Write out the entire listing below exactly as it appears, minus any pictures.

________

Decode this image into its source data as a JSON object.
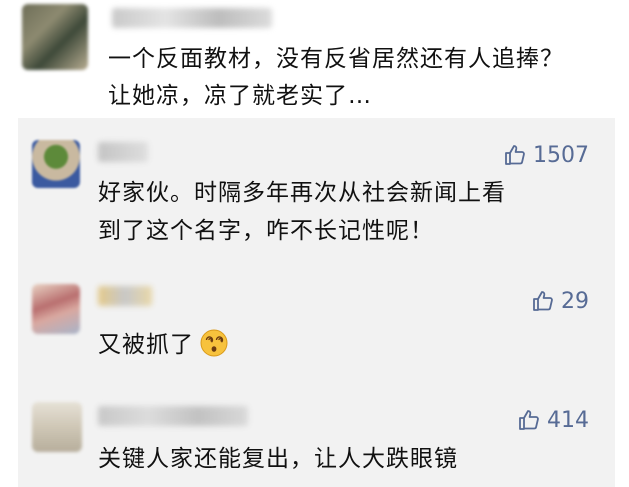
{
  "top_comment": {
    "lines": [
      "一个反面教材，没有反省居然还有人追捧？",
      "让她凉，凉了就老实了…"
    ]
  },
  "replies": [
    {
      "likes": "1507",
      "lines": [
        "好家伙。时隔多年再次从社会新闻上看",
        "到了这个名字，咋不长记性呢！"
      ]
    },
    {
      "likes": "29",
      "lines": [
        "又被抓了"
      ],
      "emoji": "dizzy-face-emoji"
    },
    {
      "likes": "414",
      "lines": [
        "关键人家还能复出，让人大跌眼镜"
      ]
    }
  ],
  "icons": {
    "like": "thumbs-up-icon"
  },
  "colors": {
    "like_text": "#576b95",
    "reply_background": "#f2f2f2",
    "body_text": "#111111"
  }
}
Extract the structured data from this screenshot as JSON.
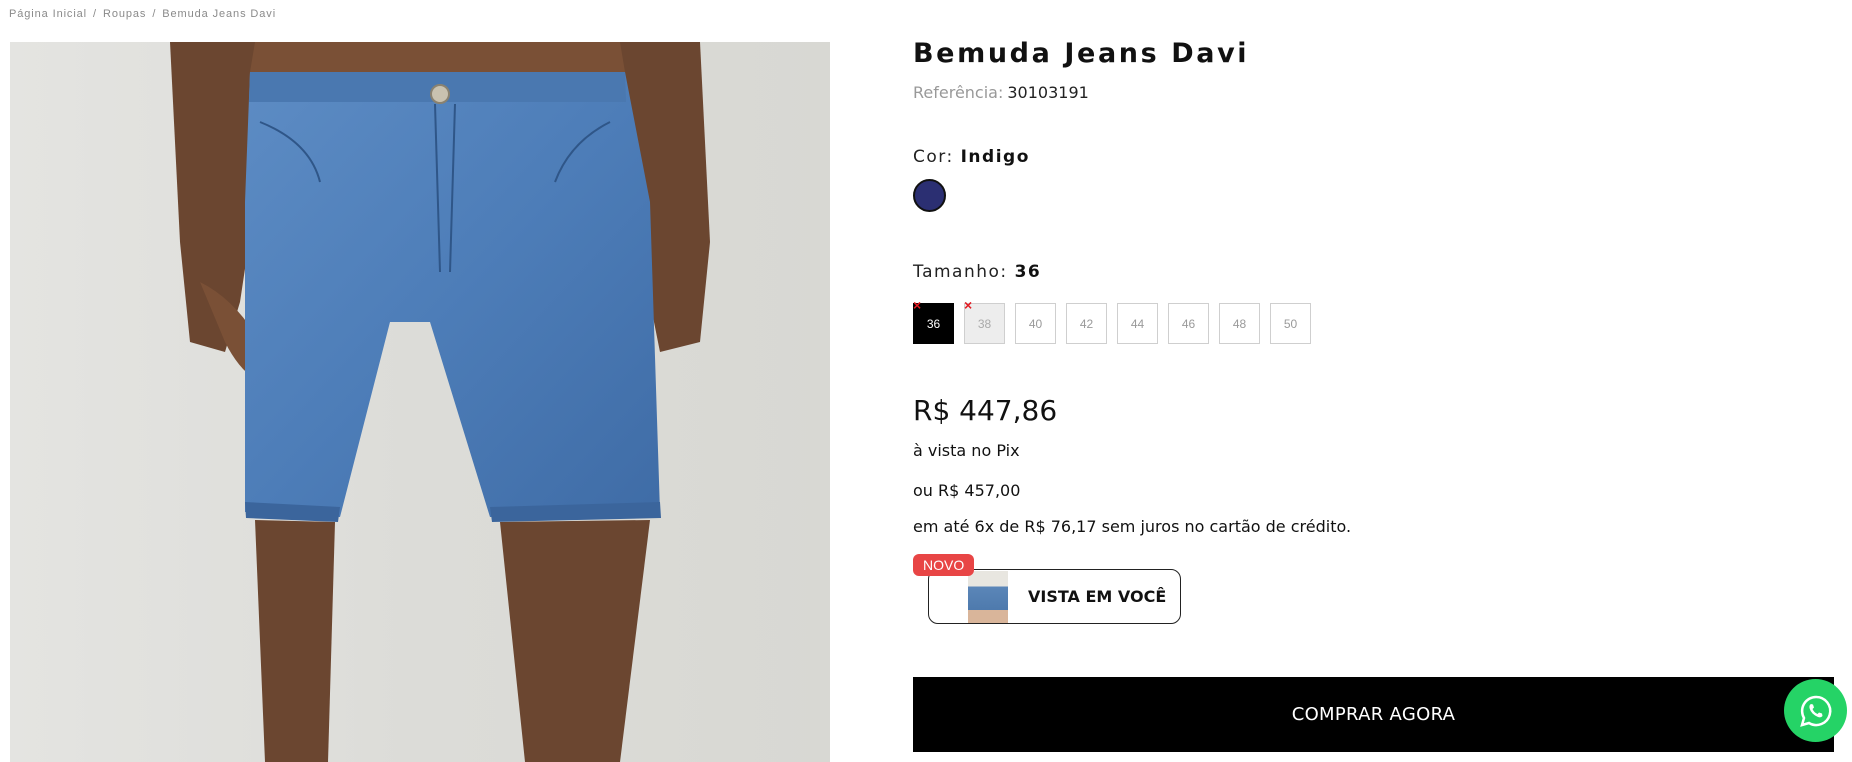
{
  "breadcrumb": {
    "items": [
      "Página Inicial",
      "Roupas",
      "Bemuda Jeans Davi"
    ],
    "separator": "/"
  },
  "product": {
    "title": "Bemuda Jeans Davi",
    "reference_label": "Referência:",
    "reference_value": "30103191",
    "image_alt": "bermuda-jeans-photo"
  },
  "color": {
    "label": "Cor:",
    "selected": "Indigo",
    "swatch_hex": "#2b2f72"
  },
  "size": {
    "label": "Tamanho:",
    "selected": "36",
    "options": [
      "36",
      "38",
      "40",
      "42",
      "44",
      "46",
      "48",
      "50"
    ],
    "unavailable": [
      "36",
      "38"
    ]
  },
  "pricing": {
    "pix_price": "R$ 447,86",
    "pix_note": "à vista no Pix",
    "card_price": "ou R$ 457,00",
    "installments": "em até 6x de R$ 76,17 sem juros no cartão de crédito."
  },
  "try_on": {
    "badge": "NOVO",
    "label": "VISTA EM VOCÊ"
  },
  "cta": {
    "buy_label": "COMPRAR AGORA"
  },
  "icons": {
    "whatsapp": "whatsapp-icon"
  },
  "colors": {
    "accent": "#000000",
    "badge": "#e84545",
    "whatsapp": "#25d366",
    "unavailable_x": "#e31b23"
  }
}
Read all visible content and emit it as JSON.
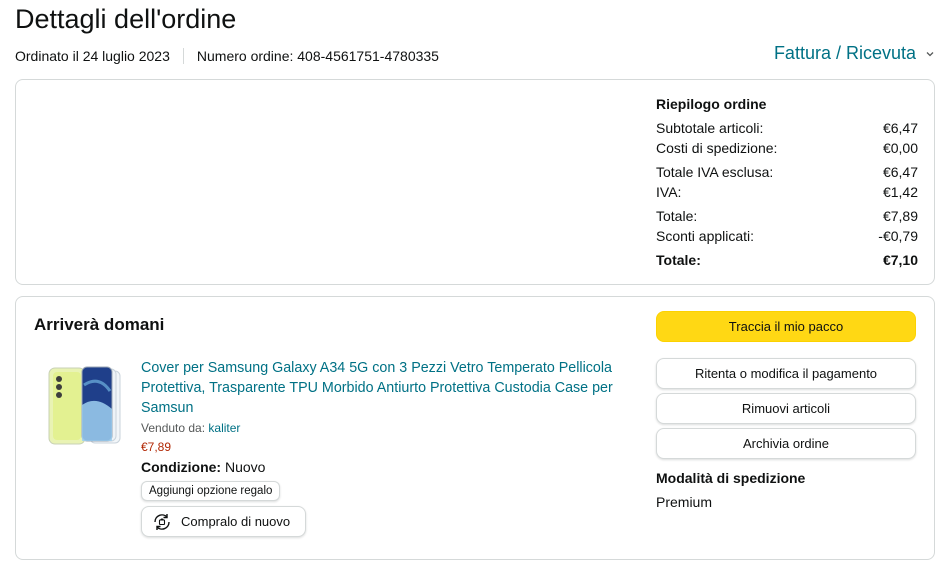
{
  "header": {
    "title": "Dettagli dell'ordine",
    "ordered_date": "Ordinato il 24 luglio 2023",
    "order_number": "Numero ordine: 408-4561751-4780335",
    "invoice_label": "Fattura / Ricevuta"
  },
  "summary": {
    "title": "Riepilogo ordine",
    "rows": [
      {
        "label": "Subtotale articoli:",
        "value": "€6,47"
      },
      {
        "label": "Costi di spedizione:",
        "value": "€0,00"
      },
      {
        "label": "Totale IVA esclusa:",
        "value": "€6,47"
      },
      {
        "label": "IVA:",
        "value": "€1,42"
      },
      {
        "label": "Totale:",
        "value": "€7,89"
      },
      {
        "label": "Sconti applicati:",
        "value": "-€0,79"
      }
    ],
    "grand_total_label": "Totale:",
    "grand_total_value": "€7,10"
  },
  "shipment": {
    "title": "Arriverà domani",
    "product": {
      "title": "Cover per Samsung Galaxy A34 5G con 3 Pezzi Vetro Temperato Pellicola Protettiva, Trasparente TPU Morbido Antiurto Protettiva Custodia Case per Samsun",
      "sold_by_label": "Venduto da:",
      "seller": "kaliter",
      "price": "€7,89",
      "condition_label": "Condizione:",
      "condition_value": "Nuovo",
      "gift_label": "Aggiungi opzione regalo",
      "rebuy_label": "Compralo di nuovo"
    },
    "actions": {
      "track": "Traccia il mio pacco",
      "retry_payment": "Ritenta o modifica il pagamento",
      "remove_items": "Rimuovi articoli",
      "archive": "Archivia ordine"
    },
    "shipping_mode_title": "Modalità di spedizione",
    "shipping_mode_value": "Premium"
  },
  "colors": {
    "link": "#007185",
    "price": "#b12704",
    "primary_button": "#ffd814",
    "border": "#d5d9d9"
  },
  "icons": [
    "chevron-down-icon",
    "rebuy-cart-icon"
  ]
}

________

- **Exercise output**
Decode this image into its source data as a JSON object.
{
  "top_comment": {
    "lines": [
      "一个反面教材，没有反省居然还有人追捧？",
      "让她凉，凉了就老实了…"
    ]
  },
  "replies": [
    {
      "likes": "1507",
      "lines": [
        "好家伙。时隔多年再次从社会新闻上看",
        "到了这个名字，咋不长记性呢！"
      ]
    },
    {
      "likes": "29",
      "lines": [
        "又被抓了"
      ],
      "emoji": "dizzy-face-emoji"
    },
    {
      "likes": "414",
      "lines": [
        "关键人家还能复出，让人大跌眼镜"
      ]
    }
  ],
  "icons": {
    "like": "thumbs-up-icon"
  },
  "colors": {
    "like_text": "#576b95",
    "reply_background": "#f2f2f2",
    "body_text": "#111111"
  }
}
Extract the structured data from this screenshot as JSON.
{
  "breadcrumb": {
    "items": [
      "Página Inicial",
      "Roupas",
      "Bemuda Jeans Davi"
    ],
    "separator": "/"
  },
  "product": {
    "title": "Bemuda Jeans Davi",
    "reference_label": "Referência:",
    "reference_value": "30103191",
    "image_alt": "bermuda-jeans-photo"
  },
  "color": {
    "label": "Cor:",
    "selected": "Indigo",
    "swatch_hex": "#2b2f72"
  },
  "size": {
    "label": "Tamanho:",
    "selected": "36",
    "options": [
      "36",
      "38",
      "40",
      "42",
      "44",
      "46",
      "48",
      "50"
    ],
    "unavailable": [
      "36",
      "38"
    ]
  },
  "pricing": {
    "pix_price": "R$ 447,86",
    "pix_note": "à vista no Pix",
    "card_price": "ou R$ 457,00",
    "installments": "em até 6x de R$ 76,17 sem juros no cartão de crédito."
  },
  "try_on": {
    "badge": "NOVO",
    "label": "VISTA EM VOCÊ"
  },
  "cta": {
    "buy_label": "COMPRAR AGORA"
  },
  "icons": {
    "whatsapp": "whatsapp-icon"
  },
  "colors": {
    "accent": "#000000",
    "badge": "#e84545",
    "whatsapp": "#25d366",
    "unavailable_x": "#e31b23"
  }
}
Read all visible content and emit it as JSON.
{
  "header": {
    "title": "Dettagli dell'ordine",
    "ordered_date": "Ordinato il 24 luglio 2023",
    "order_number": "Numero ordine: 408-4561751-4780335",
    "invoice_label": "Fattura / Ricevuta"
  },
  "summary": {
    "title": "Riepilogo ordine",
    "rows": [
      {
        "label": "Subtotale articoli:",
        "value": "€6,47"
      },
      {
        "label": "Costi di spedizione:",
        "value": "€0,00"
      },
      {
        "label": "Totale IVA esclusa:",
        "value": "€6,47"
      },
      {
        "label": "IVA:",
        "value": "€1,42"
      },
      {
        "label": "Totale:",
        "value": "€7,89"
      },
      {
        "label": "Sconti applicati:",
        "value": "-€0,79"
      }
    ],
    "grand_total_label": "Totale:",
    "grand_total_value": "€7,10"
  },
  "shipment": {
    "title": "Arriverà domani",
    "product": {
      "title": "Cover per Samsung Galaxy A34 5G con 3 Pezzi Vetro Temperato Pellicola Protettiva, Trasparente TPU Morbido Antiurto Protettiva Custodia Case per Samsun",
      "sold_by_label": "Venduto da:",
      "seller": "kaliter",
      "price": "€7,89",
      "condition_label": "Condizione:",
      "condition_value": "Nuovo",
      "gift_label": "Aggiungi opzione regalo",
      "rebuy_label": "Compralo di nuovo"
    },
    "actions": {
      "track": "Traccia il mio pacco",
      "retry_payment": "Ritenta o modifica il pagamento",
      "remove_items": "Rimuovi articoli",
      "archive": "Archivia ordine"
    },
    "shipping_mode_title": "Modalità di spedizione",
    "shipping_mode_value": "Premium"
  },
  "colors": {
    "link": "#007185",
    "price": "#b12704",
    "primary_button": "#ffd814",
    "border": "#d5d9d9"
  },
  "icons": [
    "chevron-down-icon",
    "rebuy-cart-icon"
  ]
}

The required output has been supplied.